* Task goal:
Extract every line of the material that holds the string "name".
--- START Entries shown ---
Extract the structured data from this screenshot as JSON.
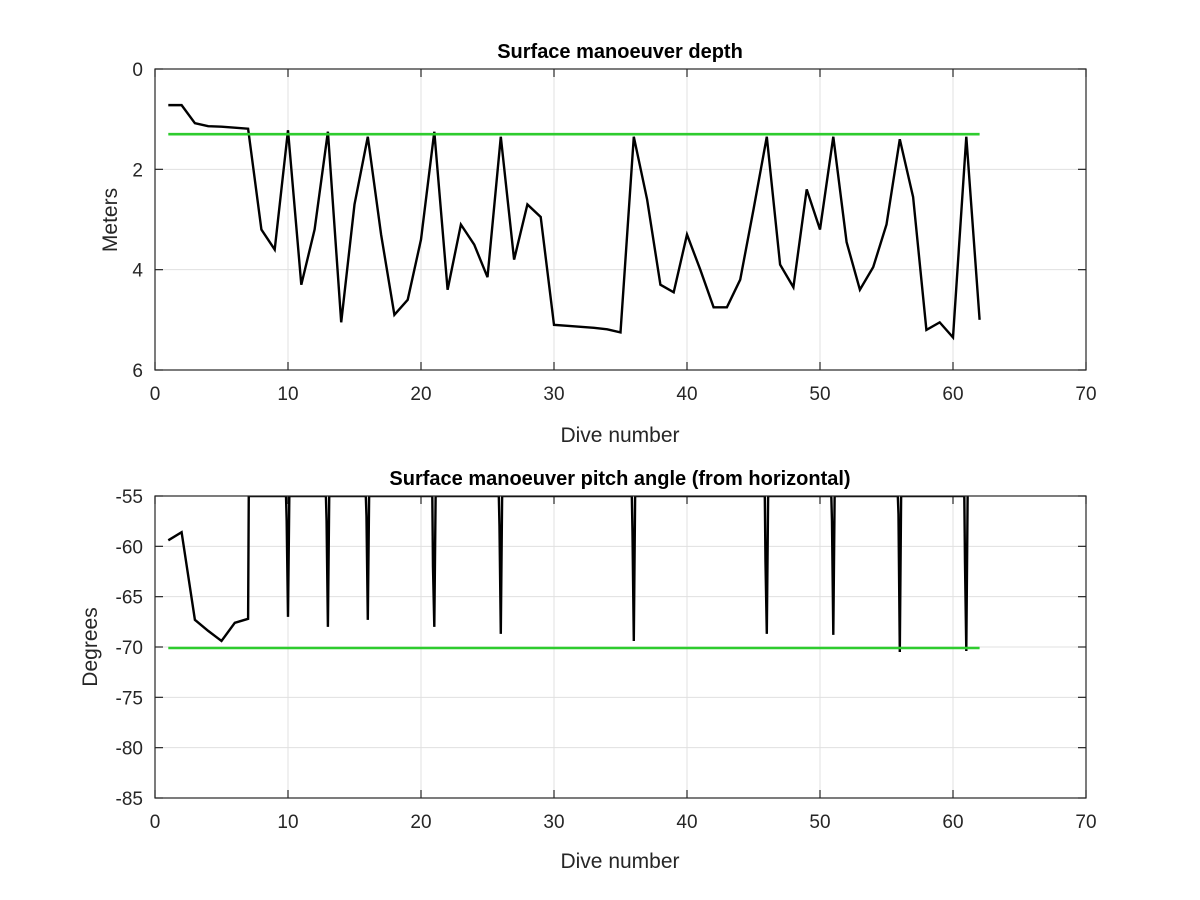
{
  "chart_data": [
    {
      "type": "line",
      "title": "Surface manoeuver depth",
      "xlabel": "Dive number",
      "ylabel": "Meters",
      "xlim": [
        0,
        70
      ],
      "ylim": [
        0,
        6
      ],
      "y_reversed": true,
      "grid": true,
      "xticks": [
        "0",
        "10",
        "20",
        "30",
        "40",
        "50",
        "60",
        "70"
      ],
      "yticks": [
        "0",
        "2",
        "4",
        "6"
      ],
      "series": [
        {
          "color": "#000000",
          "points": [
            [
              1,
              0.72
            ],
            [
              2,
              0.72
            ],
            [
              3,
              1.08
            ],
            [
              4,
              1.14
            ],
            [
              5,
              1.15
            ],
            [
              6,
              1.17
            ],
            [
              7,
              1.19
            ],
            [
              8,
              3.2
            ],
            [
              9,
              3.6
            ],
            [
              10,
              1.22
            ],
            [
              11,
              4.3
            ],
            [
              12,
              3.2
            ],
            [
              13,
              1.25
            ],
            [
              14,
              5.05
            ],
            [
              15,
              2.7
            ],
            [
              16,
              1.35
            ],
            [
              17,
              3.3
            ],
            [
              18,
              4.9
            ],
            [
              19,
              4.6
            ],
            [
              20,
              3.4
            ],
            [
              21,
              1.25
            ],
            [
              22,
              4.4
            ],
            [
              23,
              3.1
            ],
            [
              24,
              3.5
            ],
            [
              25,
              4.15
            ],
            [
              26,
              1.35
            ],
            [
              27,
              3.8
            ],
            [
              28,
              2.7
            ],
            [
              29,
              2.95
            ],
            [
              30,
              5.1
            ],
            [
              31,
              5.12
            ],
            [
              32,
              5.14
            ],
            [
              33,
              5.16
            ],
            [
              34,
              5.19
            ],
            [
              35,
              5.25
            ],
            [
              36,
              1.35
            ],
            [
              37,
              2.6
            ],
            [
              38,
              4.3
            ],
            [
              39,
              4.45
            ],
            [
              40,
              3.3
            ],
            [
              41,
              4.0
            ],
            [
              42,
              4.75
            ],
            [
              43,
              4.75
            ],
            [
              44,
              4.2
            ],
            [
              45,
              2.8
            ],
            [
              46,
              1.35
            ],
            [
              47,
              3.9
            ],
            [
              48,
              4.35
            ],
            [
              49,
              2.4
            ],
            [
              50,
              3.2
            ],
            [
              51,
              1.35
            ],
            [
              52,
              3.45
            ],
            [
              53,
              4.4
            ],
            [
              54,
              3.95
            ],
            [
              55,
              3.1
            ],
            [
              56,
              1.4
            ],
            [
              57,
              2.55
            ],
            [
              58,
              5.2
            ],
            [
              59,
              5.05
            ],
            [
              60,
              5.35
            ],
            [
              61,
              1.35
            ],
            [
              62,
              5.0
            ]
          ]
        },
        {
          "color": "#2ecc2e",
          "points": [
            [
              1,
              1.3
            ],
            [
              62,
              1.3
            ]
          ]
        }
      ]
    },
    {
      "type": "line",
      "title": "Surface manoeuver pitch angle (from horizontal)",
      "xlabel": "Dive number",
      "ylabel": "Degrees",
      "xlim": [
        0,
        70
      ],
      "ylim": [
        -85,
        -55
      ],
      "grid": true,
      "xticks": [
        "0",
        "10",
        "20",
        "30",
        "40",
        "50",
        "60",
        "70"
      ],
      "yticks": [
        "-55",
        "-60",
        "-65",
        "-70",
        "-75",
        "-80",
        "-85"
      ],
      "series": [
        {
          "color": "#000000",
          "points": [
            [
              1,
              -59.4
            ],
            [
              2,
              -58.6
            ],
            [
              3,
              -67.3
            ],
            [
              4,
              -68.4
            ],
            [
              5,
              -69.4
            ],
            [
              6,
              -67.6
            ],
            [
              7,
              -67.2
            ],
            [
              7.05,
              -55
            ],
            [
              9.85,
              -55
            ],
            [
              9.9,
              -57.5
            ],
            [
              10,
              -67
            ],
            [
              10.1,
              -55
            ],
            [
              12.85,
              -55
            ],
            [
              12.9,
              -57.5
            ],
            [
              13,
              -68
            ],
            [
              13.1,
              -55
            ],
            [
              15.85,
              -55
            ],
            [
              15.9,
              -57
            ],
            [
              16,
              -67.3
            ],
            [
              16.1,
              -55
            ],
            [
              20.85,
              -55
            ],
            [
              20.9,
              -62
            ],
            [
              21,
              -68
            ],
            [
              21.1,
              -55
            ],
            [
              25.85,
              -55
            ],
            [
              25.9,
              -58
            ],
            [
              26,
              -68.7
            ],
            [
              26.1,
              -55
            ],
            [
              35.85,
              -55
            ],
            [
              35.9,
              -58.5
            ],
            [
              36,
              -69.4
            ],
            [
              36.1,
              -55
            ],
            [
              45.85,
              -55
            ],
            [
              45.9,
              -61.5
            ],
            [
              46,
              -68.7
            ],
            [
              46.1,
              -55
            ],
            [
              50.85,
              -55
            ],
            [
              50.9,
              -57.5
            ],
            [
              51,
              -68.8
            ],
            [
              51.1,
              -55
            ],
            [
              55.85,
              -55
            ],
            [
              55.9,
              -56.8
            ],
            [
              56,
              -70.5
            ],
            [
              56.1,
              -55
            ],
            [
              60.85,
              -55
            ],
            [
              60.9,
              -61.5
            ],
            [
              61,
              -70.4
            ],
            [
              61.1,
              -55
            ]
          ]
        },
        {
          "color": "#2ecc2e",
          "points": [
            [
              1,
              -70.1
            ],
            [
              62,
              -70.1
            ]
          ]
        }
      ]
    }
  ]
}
--- END Entries shown ---
--- START Entries shown ---
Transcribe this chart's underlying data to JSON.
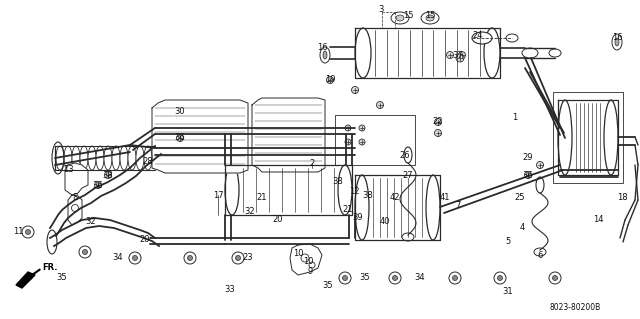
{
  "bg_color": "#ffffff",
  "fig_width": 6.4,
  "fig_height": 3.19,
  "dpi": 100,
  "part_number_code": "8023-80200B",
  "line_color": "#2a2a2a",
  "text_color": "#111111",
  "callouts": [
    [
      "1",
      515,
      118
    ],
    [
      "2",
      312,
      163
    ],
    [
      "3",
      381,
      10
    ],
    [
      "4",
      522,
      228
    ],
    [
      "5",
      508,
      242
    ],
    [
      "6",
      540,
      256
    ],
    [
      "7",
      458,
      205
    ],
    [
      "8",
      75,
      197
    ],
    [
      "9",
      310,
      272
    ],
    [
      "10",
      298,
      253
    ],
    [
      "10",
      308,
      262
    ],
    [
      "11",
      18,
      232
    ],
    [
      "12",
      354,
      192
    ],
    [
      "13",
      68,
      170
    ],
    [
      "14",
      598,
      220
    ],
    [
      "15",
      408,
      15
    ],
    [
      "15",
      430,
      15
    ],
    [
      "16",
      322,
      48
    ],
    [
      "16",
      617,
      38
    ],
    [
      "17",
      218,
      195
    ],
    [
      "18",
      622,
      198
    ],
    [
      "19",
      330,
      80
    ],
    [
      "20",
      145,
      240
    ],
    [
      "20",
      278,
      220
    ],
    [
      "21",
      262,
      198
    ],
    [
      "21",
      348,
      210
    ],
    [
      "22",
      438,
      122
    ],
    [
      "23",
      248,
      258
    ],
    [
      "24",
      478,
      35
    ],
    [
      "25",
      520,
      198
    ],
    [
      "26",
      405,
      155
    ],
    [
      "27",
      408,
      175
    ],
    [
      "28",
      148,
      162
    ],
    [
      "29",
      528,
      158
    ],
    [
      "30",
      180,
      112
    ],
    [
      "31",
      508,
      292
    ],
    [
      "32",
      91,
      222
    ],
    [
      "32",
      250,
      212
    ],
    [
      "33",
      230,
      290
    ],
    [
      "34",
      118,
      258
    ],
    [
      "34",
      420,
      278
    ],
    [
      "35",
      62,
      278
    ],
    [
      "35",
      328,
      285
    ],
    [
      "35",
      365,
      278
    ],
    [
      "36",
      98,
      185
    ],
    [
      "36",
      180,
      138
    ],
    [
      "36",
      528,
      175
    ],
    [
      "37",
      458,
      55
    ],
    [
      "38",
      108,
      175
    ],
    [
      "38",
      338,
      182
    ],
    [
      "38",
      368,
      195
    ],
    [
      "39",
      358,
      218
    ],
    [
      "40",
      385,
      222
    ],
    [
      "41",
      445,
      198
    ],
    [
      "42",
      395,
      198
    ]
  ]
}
--- END Entries shown ---
--- START Entries shown ---
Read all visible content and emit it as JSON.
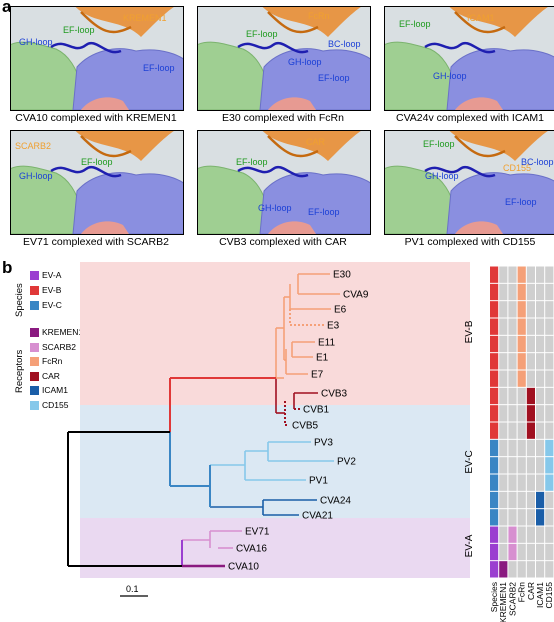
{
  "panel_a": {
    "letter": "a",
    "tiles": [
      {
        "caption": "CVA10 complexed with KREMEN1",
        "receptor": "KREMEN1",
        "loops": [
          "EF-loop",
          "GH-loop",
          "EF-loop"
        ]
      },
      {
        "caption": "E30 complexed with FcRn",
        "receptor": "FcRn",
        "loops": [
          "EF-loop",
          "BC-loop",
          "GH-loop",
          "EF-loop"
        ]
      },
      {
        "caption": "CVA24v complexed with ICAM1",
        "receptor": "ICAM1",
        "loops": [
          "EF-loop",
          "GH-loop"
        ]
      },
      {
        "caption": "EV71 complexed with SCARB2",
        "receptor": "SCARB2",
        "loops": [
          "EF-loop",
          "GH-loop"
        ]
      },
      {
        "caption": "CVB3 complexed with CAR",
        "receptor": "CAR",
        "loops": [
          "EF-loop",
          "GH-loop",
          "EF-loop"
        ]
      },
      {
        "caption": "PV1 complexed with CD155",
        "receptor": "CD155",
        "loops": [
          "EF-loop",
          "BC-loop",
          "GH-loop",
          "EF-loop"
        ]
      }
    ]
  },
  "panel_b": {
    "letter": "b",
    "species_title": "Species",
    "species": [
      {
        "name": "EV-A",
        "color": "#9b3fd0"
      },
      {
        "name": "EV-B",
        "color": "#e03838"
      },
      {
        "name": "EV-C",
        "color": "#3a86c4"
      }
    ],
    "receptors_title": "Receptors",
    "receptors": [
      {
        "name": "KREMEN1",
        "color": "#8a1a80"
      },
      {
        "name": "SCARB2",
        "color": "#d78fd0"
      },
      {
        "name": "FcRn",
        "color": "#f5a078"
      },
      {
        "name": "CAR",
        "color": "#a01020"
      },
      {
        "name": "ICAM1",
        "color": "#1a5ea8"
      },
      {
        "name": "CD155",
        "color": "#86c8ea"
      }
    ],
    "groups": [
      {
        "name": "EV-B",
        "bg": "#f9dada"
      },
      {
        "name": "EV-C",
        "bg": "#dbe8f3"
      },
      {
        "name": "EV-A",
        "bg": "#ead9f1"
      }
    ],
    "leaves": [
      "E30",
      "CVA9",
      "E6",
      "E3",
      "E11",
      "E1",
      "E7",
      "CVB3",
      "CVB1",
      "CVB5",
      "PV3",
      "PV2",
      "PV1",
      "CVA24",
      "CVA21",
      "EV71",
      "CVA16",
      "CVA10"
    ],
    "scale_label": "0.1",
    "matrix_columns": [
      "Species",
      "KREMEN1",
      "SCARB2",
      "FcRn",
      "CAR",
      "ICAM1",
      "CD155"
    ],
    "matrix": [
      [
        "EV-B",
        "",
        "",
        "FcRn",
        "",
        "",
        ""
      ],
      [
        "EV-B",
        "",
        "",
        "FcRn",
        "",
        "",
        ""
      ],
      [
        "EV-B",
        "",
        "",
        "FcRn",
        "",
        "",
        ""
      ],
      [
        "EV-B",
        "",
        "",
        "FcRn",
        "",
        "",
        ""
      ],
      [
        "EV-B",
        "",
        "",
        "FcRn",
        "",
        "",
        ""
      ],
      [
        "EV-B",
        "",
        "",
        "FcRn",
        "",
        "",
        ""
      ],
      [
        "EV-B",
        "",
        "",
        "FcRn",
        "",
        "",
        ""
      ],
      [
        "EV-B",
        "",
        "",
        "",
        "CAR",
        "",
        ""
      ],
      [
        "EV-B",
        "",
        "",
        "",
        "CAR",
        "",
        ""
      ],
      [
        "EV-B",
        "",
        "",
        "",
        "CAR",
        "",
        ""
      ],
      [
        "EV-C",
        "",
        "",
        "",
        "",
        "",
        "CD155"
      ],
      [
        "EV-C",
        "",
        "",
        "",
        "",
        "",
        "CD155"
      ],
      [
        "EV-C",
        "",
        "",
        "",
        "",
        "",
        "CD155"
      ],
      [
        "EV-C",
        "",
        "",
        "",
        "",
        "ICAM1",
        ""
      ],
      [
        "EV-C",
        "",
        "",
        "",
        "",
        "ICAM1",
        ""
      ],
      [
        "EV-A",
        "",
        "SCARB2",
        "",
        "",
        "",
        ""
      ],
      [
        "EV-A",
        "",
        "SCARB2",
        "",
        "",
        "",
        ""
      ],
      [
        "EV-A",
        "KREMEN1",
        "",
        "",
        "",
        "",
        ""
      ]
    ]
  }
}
--- END Entries shown ---
* Task result:
        "name": "EV-A",
        "name": "EV-B",
        "name": "EV-C",
        "name": "KREMEN1",
        "name": "SCARB2",
        "name": "FcRn",
        "name": "CAR",
        "name": "ICAM1",
        "name": "CD155",
        "name": "EV-B",
        "name": "EV-C",
        "name": "EV-A",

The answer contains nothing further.